§ **What you need to do**
Repeat every entry in the listing below, exactly.

_ _ _ _ _ _ _

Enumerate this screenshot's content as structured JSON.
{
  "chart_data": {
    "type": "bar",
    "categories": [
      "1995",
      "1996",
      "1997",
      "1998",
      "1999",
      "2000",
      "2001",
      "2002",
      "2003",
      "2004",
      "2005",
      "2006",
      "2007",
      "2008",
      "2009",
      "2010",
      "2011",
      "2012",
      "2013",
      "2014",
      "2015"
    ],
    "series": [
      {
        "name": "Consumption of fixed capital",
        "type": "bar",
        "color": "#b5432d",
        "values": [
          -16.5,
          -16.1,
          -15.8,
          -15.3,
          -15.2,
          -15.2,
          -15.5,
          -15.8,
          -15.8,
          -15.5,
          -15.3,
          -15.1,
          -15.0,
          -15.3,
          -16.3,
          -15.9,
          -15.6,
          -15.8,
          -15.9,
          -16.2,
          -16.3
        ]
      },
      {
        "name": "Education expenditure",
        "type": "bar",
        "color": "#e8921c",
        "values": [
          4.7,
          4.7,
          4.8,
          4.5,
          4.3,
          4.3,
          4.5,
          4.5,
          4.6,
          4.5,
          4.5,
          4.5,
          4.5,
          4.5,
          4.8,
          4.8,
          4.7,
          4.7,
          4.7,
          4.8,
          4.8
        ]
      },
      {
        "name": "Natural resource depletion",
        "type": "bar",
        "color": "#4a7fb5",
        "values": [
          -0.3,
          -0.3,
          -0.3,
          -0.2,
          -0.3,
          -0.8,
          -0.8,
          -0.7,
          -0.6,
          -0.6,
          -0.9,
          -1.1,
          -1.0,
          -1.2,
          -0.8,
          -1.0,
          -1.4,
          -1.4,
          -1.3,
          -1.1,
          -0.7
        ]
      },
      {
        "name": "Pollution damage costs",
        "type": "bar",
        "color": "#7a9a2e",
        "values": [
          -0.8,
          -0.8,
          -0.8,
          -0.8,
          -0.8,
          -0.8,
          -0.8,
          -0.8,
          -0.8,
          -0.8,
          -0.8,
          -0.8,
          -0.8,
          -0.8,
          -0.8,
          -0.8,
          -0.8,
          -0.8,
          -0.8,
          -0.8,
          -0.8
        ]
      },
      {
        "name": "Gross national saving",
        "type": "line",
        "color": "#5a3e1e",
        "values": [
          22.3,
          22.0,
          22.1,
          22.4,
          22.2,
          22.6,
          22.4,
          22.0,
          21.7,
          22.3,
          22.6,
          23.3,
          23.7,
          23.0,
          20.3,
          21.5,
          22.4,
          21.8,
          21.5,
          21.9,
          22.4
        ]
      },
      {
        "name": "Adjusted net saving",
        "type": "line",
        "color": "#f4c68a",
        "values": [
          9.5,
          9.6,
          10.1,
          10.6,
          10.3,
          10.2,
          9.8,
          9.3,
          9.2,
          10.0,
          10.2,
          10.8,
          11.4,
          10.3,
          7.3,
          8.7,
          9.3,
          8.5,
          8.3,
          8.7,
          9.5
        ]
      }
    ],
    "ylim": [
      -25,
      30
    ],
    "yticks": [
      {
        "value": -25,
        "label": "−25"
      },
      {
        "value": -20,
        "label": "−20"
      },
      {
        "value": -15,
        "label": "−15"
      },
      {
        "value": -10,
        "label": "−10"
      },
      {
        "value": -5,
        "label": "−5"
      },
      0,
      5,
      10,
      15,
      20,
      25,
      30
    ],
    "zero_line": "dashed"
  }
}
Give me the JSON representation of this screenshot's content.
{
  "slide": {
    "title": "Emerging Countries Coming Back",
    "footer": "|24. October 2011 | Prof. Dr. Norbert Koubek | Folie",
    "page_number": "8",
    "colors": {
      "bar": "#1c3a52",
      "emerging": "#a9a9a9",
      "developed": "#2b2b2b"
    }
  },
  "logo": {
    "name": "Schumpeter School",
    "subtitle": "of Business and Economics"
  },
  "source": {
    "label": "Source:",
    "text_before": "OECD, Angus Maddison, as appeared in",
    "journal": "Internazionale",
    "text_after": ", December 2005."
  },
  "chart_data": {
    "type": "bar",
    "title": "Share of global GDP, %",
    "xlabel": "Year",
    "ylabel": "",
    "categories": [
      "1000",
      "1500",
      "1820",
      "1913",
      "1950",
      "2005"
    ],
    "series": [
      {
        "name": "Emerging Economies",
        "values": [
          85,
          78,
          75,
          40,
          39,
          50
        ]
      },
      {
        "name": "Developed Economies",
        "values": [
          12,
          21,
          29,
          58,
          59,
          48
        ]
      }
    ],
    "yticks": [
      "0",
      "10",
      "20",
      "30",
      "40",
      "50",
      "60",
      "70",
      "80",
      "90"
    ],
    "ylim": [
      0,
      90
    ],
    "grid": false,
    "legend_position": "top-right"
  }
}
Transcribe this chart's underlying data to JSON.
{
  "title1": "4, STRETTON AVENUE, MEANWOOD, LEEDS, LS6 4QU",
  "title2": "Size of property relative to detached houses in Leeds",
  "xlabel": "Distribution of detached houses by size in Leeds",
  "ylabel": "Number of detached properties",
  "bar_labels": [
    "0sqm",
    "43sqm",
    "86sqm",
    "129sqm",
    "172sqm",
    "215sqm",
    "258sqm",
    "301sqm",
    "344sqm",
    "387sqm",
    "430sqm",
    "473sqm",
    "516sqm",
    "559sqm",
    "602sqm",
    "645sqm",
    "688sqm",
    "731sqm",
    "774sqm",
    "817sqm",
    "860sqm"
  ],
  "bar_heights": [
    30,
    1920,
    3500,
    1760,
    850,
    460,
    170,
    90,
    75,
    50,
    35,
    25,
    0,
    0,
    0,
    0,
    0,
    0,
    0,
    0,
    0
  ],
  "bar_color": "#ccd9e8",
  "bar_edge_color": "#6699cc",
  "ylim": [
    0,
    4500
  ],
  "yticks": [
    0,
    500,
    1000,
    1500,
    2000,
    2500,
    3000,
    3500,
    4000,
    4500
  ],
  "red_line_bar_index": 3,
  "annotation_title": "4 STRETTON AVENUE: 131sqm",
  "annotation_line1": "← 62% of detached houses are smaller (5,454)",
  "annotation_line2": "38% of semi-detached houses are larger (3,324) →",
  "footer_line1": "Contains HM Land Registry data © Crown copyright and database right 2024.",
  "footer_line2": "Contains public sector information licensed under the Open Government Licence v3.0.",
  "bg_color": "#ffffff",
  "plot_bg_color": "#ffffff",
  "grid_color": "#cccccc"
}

_ _ _ _ _ _ _

§ **Worked answer**
Enumerate this screenshot's content as structured JSON.
{
  "chart_data": {
    "type": "bar",
    "categories": [
      "1995",
      "1996",
      "1997",
      "1998",
      "1999",
      "2000",
      "2001",
      "2002",
      "2003",
      "2004",
      "2005",
      "2006",
      "2007",
      "2008",
      "2009",
      "2010",
      "2011",
      "2012",
      "2013",
      "2014",
      "2015"
    ],
    "series": [
      {
        "name": "Consumption of fixed capital",
        "type": "bar",
        "color": "#b5432d",
        "values": [
          -16.5,
          -16.1,
          -15.8,
          -15.3,
          -15.2,
          -15.2,
          -15.5,
          -15.8,
          -15.8,
          -15.5,
          -15.3,
          -15.1,
          -15.0,
          -15.3,
          -16.3,
          -15.9,
          -15.6,
          -15.8,
          -15.9,
          -16.2,
          -16.3
        ]
      },
      {
        "name": "Education expenditure",
        "type": "bar",
        "color": "#e8921c",
        "values": [
          4.7,
          4.7,
          4.8,
          4.5,
          4.3,
          4.3,
          4.5,
          4.5,
          4.6,
          4.5,
          4.5,
          4.5,
          4.5,
          4.5,
          4.8,
          4.8,
          4.7,
          4.7,
          4.7,
          4.8,
          4.8
        ]
      },
      {
        "name": "Natural resource depletion",
        "type": "bar",
        "color": "#4a7fb5",
        "values": [
          -0.3,
          -0.3,
          -0.3,
          -0.2,
          -0.3,
          -0.8,
          -0.8,
          -0.7,
          -0.6,
          -0.6,
          -0.9,
          -1.1,
          -1.0,
          -1.2,
          -0.8,
          -1.0,
          -1.4,
          -1.4,
          -1.3,
          -1.1,
          -0.7
        ]
      },
      {
        "name": "Pollution damage costs",
        "type": "bar",
        "color": "#7a9a2e",
        "values": [
          -0.8,
          -0.8,
          -0.8,
          -0.8,
          -0.8,
          -0.8,
          -0.8,
          -0.8,
          -0.8,
          -0.8,
          -0.8,
          -0.8,
          -0.8,
          -0.8,
          -0.8,
          -0.8,
          -0.8,
          -0.8,
          -0.8,
          -0.8,
          -0.8
        ]
      },
      {
        "name": "Gross national saving",
        "type": "line",
        "color": "#5a3e1e",
        "values": [
          22.3,
          22.0,
          22.1,
          22.4,
          22.2,
          22.6,
          22.4,
          22.0,
          21.7,
          22.3,
          22.6,
          23.3,
          23.7,
          23.0,
          20.3,
          21.5,
          22.4,
          21.8,
          21.5,
          21.9,
          22.4
        ]
      },
      {
        "name": "Adjusted net saving",
        "type": "line",
        "color": "#f4c68a",
        "values": [
          9.5,
          9.6,
          10.1,
          10.6,
          10.3,
          10.2,
          9.8,
          9.3,
          9.2,
          10.0,
          10.2,
          10.8,
          11.4,
          10.3,
          7.3,
          8.7,
          9.3,
          8.5,
          8.3,
          8.7,
          9.5
        ]
      }
    ],
    "ylim": [
      -25,
      30
    ],
    "yticks": [
      {
        "value": -25,
        "label": "−25"
      },
      {
        "value": -20,
        "label": "−20"
      },
      {
        "value": -15,
        "label": "−15"
      },
      {
        "value": -10,
        "label": "−10"
      },
      {
        "value": -5,
        "label": "−5"
      },
      0,
      5,
      10,
      15,
      20,
      25,
      30
    ],
    "zero_line": "dashed"
  }
}
Give me the JSON representation of this screenshot's content.
{
  "slide": {
    "title": "Emerging Countries Coming Back",
    "footer": "|24. October 2011 | Prof. Dr. Norbert Koubek | Folie",
    "page_number": "8",
    "colors": {
      "bar": "#1c3a52",
      "emerging": "#a9a9a9",
      "developed": "#2b2b2b"
    }
  },
  "logo": {
    "name": "Schumpeter School",
    "subtitle": "of Business and Economics"
  },
  "source": {
    "label": "Source:",
    "text_before": "OECD, Angus Maddison, as appeared in",
    "journal": "Internazionale",
    "text_after": ", December 2005."
  },
  "chart_data": {
    "type": "bar",
    "title": "Share of global GDP, %",
    "xlabel": "Year",
    "ylabel": "",
    "categories": [
      "1000",
      "1500",
      "1820",
      "1913",
      "1950",
      "2005"
    ],
    "series": [
      {
        "name": "Emerging Economies",
        "values": [
          85,
          78,
          75,
          40,
          39,
          50
        ]
      },
      {
        "name": "Developed Economies",
        "values": [
          12,
          21,
          29,
          58,
          59,
          48
        ]
      }
    ],
    "yticks": [
      "0",
      "10",
      "20",
      "30",
      "40",
      "50",
      "60",
      "70",
      "80",
      "90"
    ],
    "ylim": [
      0,
      90
    ],
    "grid": false,
    "legend_position": "top-right"
  }
}
Transcribe this chart's underlying data to JSON.
{
  "title1": "4, STRETTON AVENUE, MEANWOOD, LEEDS, LS6 4QU",
  "title2": "Size of property relative to detached houses in Leeds",
  "xlabel": "Distribution of detached houses by size in Leeds",
  "ylabel": "Number of detached properties",
  "bar_labels": [
    "0sqm",
    "43sqm",
    "86sqm",
    "129sqm",
    "172sqm",
    "215sqm",
    "258sqm",
    "301sqm",
    "344sqm",
    "387sqm",
    "430sqm",
    "473sqm",
    "516sqm",
    "559sqm",
    "602sqm",
    "645sqm",
    "688sqm",
    "731sqm",
    "774sqm",
    "817sqm",
    "860sqm"
  ],
  "bar_heights": [
    30,
    1920,
    3500,
    1760,
    850,
    460,
    170,
    90,
    75,
    50,
    35,
    25,
    0,
    0,
    0,
    0,
    0,
    0,
    0,
    0,
    0
  ],
  "bar_color": "#ccd9e8",
  "bar_edge_color": "#6699cc",
  "ylim": [
    0,
    4500
  ],
  "yticks": [
    0,
    500,
    1000,
    1500,
    2000,
    2500,
    3000,
    3500,
    4000,
    4500
  ],
  "red_line_bar_index": 3,
  "annotation_title": "4 STRETTON AVENUE: 131sqm",
  "annotation_line1": "← 62% of detached houses are smaller (5,454)",
  "annotation_line2": "38% of semi-detached houses are larger (3,324) →",
  "footer_line1": "Contains HM Land Registry data © Crown copyright and database right 2024.",
  "footer_line2": "Contains public sector information licensed under the Open Government Licence v3.0.",
  "bg_color": "#ffffff",
  "plot_bg_color": "#ffffff",
  "grid_color": "#cccccc"
}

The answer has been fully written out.